- **THE EXERCISE**
Restate the full set of records exactly, without adding or dropping a word.

### DATASET EXCERPTS

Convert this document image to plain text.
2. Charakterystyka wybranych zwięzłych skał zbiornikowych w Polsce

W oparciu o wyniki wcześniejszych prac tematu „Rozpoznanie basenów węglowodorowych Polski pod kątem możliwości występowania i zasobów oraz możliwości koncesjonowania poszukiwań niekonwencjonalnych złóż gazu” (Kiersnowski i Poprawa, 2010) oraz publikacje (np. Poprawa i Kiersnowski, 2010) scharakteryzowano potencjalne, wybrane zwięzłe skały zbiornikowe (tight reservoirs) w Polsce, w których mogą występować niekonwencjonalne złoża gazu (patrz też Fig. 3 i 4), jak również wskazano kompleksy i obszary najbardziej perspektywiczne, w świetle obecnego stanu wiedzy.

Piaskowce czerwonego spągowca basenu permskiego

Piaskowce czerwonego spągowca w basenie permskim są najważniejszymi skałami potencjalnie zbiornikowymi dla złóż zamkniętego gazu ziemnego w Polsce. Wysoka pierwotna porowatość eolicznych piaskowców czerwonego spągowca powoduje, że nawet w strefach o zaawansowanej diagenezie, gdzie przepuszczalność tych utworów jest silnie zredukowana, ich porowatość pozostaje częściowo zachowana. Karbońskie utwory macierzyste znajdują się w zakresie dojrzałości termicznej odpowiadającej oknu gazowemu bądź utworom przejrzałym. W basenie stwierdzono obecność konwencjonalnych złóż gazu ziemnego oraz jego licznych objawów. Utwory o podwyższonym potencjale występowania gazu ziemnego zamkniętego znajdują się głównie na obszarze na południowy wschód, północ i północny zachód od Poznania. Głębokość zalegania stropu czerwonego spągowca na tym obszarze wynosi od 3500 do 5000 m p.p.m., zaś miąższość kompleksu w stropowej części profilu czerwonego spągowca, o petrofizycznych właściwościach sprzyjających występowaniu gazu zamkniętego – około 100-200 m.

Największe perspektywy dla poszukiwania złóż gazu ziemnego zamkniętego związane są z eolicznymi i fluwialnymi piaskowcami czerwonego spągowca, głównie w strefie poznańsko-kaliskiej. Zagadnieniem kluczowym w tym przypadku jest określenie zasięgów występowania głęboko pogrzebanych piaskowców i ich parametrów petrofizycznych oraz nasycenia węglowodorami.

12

######

- **ANSWER TO THE PROBLEM**
Convert this document image to plain text.
2. Charakterystyka wybranych zwięzłych skał zbiornikowych w Polsce

W oparciu o wyniki wcześniejszych prac tematu „Rozpoznanie basenów węglowodorowych Polski pod kątem możliwości występowania i zasobów oraz możliwości koncesjonowania poszukiwań niekonwencjonalnych złóż gazu” (Kiersnowski i Poprawa, 2010) oraz publikacje (np. Poprawa i Kiersnowski, 2010) scharakteryzowano potencjalne, wybrane zwięzłe skały zbiornikowe (tight reservoirs) w Polsce, w których mogą występować niekonwencjonalne złoża gazu (patrz też Fig. 3 i 4), jak również wskazano kompleksy i obszary najbardziej perspektywiczne, w świetle obecnego stanu wiedzy.

Piaskowce czerwonego spągowca basenu permskiego

Piaskowce czerwonego spągowca w basenie permskim są najważniejszymi skałami potencjalnie zbiornikowymi dla złóż zamkniętego gazu ziemnego w Polsce. Wysoka pierwotna porowatość eolicznych piaskowców czerwonego spągowca powoduje, że nawet w strefach o zaawansowanej diagenezie, gdzie przepuszczalność tych utworów jest silnie zredukowana, ich porowatość pozostaje częściowo zachowana. Karbońskie utwory macierzyste znajdują się w zakresie dojrzałości termicznej odpowiadającej oknu gazowemu bądź utworom przejrzałym. W basenie stwierdzono obecność konwencjonalnych złóż gazu ziemnego oraz jego licznych objawów. Utwory o podwyższonym potencjale występowania gazu ziemnego zamkniętego znajdują się głównie na obszarze na południowy wschód, północ i północny zachód od Poznania. Głębokość zalegania stropu czerwonego spągowca na tym obszarze wynosi od 3500 do 5000 m p.p.m., zaś miąższość kompleksu w stropowej części profilu czerwonego spągowca, o petrofizycznych właściwościach sprzyjających występowaniu gazu zamkniętego – około 100-200 m.

Największe perspektywy dla poszukiwania złóż gazu ziemnego zamkniętego związane są z eolicznymi i fluwialnymi piaskowcami czerwonego spągowca, głównie w strefie poznańsko-kaliskiej. Zagadnieniem kluczowym w tym przypadku jest określenie zasięgów występowania głęboko pogrzebanych piaskowców i ich parametrów petrofizycznych oraz nasycenia węglowodorami.

12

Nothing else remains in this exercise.